Figure contents as structured data
--- BEGIN ---

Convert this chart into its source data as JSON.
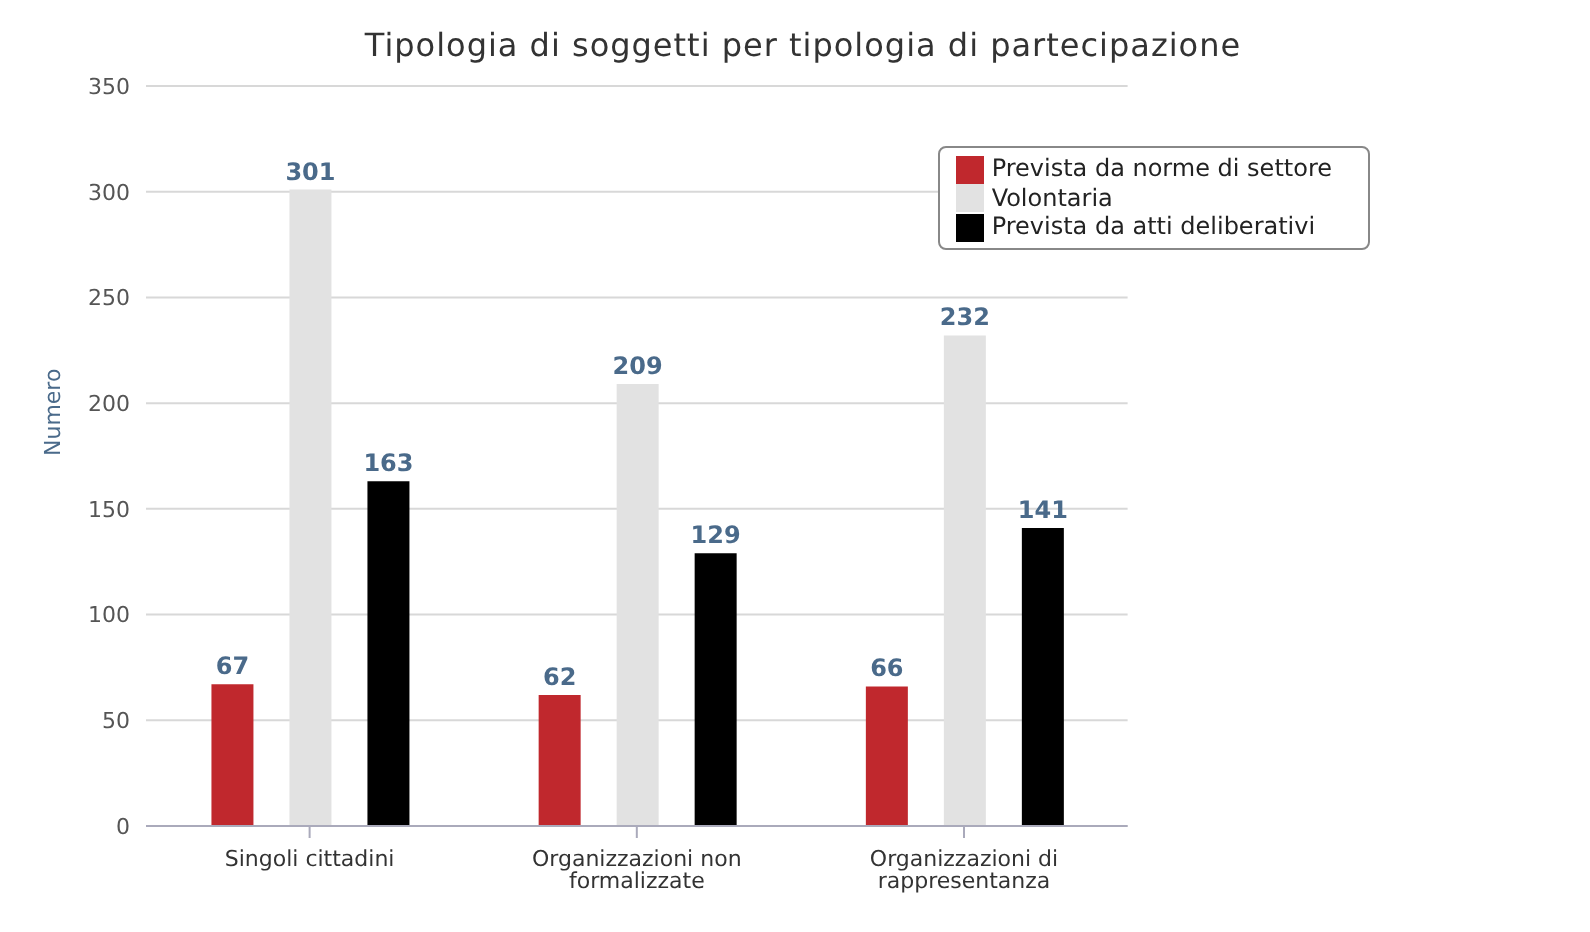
{
  "chart_data": {
    "type": "bar",
    "title": "Tipologia di soggetti per tipologia di partecipazione",
    "ylabel": "Numero",
    "categories": [
      "Singoli cittadini",
      "Organizzazioni non formalizzate",
      "Organizzazioni di rappresentanza"
    ],
    "series": [
      {
        "name": "Prevista da norme di settore",
        "color": "#c0282d",
        "values": [
          67,
          62,
          66
        ]
      },
      {
        "name": "Volontaria",
        "color": "#e2e2e2",
        "values": [
          301,
          209,
          232
        ]
      },
      {
        "name": "Prevista da atti deliberativi",
        "color": "#000000",
        "values": [
          163,
          129,
          141
        ]
      }
    ],
    "ylim": [
      0,
      350
    ],
    "yticks": [
      0,
      50,
      100,
      150,
      200,
      250,
      300,
      350
    ],
    "grid": "y",
    "legend": "top right",
    "data_labels": true
  }
}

--- END ---

TASK DIRECTIONS: Find the lines above that include the string "color" and copy them.

WRITTEN ANSWER:
        "color": "#c0282d",
        "color": "#e2e2e2",
        "color": "#000000",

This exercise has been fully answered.